▸ **Exercise**
State how many lines of the records contain the string "смену". Give the number alone.

Start of Records for this task

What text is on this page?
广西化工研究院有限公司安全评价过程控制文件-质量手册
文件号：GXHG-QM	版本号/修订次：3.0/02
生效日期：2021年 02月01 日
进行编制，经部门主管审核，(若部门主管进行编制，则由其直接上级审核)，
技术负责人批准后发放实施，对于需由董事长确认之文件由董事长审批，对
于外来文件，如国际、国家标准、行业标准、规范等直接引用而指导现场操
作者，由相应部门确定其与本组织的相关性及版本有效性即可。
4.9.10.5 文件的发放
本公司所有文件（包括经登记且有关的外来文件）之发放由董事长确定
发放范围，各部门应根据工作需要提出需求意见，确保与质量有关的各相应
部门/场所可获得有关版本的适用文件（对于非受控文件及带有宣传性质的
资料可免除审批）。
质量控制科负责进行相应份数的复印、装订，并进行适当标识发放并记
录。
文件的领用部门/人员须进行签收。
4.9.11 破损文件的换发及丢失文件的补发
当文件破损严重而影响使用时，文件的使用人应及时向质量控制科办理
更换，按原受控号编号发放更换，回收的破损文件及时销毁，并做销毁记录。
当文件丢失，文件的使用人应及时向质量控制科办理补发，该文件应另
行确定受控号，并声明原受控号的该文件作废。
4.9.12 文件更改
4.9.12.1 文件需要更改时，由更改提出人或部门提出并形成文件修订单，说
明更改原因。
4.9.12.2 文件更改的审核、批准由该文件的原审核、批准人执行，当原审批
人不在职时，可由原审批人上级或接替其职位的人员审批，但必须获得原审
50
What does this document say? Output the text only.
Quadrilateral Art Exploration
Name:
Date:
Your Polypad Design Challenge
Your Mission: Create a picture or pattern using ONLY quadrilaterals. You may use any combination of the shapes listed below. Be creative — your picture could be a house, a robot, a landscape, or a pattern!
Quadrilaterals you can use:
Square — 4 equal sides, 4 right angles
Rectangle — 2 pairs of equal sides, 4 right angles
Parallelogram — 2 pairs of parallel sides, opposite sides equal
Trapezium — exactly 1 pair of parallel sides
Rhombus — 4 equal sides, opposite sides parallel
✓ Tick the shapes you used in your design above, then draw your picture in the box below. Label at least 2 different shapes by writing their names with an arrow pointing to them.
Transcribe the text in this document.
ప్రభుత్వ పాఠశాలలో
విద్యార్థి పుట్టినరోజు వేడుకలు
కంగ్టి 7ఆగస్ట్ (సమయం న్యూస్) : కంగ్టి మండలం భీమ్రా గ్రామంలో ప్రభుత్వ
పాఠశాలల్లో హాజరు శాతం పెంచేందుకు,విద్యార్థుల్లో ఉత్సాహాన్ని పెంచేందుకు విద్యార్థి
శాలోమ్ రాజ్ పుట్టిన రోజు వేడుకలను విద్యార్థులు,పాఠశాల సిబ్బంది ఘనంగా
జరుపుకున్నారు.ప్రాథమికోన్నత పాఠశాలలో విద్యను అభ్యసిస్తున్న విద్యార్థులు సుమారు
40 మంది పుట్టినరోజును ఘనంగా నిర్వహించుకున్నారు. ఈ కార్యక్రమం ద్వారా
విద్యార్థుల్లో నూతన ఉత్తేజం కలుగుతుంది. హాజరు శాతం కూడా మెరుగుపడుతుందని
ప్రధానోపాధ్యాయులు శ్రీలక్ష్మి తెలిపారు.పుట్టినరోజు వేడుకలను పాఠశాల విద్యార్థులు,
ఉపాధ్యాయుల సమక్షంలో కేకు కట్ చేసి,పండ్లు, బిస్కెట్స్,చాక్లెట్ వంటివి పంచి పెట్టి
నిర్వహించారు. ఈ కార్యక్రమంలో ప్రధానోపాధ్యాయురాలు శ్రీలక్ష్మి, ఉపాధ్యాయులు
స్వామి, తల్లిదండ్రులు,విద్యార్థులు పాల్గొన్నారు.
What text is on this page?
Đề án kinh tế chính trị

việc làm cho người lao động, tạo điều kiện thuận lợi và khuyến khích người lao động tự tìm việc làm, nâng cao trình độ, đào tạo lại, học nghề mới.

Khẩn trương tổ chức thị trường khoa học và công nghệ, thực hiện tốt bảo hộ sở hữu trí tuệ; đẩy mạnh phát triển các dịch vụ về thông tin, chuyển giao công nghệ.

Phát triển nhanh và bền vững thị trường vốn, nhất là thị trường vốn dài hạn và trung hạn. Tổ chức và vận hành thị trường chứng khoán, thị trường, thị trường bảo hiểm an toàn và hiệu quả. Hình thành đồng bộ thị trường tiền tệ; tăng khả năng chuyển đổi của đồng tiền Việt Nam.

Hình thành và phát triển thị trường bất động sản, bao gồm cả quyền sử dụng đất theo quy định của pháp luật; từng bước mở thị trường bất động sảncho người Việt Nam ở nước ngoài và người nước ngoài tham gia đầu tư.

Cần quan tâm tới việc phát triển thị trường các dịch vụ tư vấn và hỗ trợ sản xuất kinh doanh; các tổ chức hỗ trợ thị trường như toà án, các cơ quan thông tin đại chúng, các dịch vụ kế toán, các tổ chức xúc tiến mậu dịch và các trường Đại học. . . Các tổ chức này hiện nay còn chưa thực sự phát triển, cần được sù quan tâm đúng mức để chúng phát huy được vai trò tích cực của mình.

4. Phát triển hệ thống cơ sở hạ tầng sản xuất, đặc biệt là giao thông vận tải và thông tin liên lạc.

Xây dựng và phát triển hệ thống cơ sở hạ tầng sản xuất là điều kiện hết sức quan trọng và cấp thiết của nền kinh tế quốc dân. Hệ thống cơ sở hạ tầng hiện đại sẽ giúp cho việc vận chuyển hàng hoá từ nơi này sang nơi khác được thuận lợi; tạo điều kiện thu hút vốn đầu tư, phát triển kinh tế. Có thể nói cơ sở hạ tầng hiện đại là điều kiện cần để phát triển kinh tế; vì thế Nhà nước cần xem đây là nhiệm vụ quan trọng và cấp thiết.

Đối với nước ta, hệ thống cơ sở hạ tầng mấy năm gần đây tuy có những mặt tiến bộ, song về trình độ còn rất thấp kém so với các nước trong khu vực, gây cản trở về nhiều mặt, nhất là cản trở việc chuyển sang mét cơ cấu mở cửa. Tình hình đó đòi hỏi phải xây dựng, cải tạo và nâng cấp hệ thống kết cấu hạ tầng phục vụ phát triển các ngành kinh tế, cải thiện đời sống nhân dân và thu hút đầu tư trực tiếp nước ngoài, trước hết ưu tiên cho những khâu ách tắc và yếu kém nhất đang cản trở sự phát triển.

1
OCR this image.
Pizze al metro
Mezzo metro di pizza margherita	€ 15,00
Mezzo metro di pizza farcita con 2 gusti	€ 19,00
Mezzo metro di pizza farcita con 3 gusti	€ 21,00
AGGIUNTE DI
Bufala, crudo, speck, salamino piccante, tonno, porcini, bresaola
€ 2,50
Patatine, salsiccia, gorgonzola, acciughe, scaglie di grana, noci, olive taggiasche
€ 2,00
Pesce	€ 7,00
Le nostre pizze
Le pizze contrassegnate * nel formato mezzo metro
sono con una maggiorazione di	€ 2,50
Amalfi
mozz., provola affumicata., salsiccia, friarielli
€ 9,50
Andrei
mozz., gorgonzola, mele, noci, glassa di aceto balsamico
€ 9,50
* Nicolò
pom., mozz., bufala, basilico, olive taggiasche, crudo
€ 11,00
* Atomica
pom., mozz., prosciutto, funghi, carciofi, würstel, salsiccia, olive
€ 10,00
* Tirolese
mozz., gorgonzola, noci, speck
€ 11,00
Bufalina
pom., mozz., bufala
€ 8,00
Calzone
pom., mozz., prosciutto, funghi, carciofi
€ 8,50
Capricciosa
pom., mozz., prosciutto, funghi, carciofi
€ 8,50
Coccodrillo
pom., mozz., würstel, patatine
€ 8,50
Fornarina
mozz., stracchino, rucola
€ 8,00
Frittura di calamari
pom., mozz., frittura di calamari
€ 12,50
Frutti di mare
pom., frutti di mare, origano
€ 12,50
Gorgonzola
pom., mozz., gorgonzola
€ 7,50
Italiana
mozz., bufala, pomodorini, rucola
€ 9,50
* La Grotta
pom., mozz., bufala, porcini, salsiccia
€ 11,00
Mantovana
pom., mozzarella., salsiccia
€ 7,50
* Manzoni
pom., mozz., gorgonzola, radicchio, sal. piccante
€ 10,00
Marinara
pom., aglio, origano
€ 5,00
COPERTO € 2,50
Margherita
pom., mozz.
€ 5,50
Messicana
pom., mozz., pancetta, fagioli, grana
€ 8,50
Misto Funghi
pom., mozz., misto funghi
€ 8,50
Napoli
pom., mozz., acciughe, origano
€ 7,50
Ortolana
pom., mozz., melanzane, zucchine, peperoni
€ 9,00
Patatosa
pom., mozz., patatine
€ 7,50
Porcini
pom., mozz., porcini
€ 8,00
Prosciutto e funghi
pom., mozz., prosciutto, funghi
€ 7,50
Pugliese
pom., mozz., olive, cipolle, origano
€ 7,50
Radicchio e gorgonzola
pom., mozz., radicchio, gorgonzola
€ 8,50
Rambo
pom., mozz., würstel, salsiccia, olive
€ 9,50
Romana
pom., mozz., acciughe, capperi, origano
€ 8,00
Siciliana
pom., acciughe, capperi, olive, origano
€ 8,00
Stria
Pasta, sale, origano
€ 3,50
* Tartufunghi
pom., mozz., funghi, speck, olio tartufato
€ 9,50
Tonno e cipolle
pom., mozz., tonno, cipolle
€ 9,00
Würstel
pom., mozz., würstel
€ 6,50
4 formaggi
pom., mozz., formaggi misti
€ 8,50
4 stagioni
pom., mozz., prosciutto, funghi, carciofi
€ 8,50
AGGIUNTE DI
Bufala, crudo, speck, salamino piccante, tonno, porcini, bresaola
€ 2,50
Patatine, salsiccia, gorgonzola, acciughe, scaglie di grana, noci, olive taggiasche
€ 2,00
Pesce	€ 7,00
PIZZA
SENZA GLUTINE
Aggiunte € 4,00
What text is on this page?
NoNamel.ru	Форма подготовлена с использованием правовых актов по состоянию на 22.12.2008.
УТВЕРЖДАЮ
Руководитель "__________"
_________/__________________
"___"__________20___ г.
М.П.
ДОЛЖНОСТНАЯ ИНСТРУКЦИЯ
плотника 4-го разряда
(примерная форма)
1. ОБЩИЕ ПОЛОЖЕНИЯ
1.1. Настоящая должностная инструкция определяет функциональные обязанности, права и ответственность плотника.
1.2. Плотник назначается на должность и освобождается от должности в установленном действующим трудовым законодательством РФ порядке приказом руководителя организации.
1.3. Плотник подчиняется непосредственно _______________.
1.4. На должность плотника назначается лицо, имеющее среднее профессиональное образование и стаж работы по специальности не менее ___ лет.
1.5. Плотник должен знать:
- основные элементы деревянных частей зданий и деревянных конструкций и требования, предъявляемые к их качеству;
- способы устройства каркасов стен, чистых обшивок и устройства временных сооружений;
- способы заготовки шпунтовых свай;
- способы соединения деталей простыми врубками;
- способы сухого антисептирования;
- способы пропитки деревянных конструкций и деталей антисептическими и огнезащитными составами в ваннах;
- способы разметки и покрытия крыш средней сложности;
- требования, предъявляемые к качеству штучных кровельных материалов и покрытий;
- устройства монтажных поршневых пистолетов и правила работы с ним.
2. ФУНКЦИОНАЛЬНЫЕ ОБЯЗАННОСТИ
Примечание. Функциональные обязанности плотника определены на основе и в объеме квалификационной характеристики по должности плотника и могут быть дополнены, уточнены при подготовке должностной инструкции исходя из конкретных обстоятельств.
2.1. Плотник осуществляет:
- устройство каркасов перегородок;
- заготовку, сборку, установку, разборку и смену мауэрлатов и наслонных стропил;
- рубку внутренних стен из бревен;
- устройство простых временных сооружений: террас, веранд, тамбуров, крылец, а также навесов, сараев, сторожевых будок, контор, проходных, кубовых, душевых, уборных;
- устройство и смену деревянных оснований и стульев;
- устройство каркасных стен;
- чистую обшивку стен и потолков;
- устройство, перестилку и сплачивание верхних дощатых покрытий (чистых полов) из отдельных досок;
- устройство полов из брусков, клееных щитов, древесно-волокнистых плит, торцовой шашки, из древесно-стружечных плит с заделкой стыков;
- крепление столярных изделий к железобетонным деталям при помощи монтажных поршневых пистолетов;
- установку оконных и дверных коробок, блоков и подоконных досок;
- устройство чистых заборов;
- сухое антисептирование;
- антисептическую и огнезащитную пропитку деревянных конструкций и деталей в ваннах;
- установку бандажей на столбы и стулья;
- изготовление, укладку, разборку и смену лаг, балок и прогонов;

End of Records for this task

▸ **Response**
3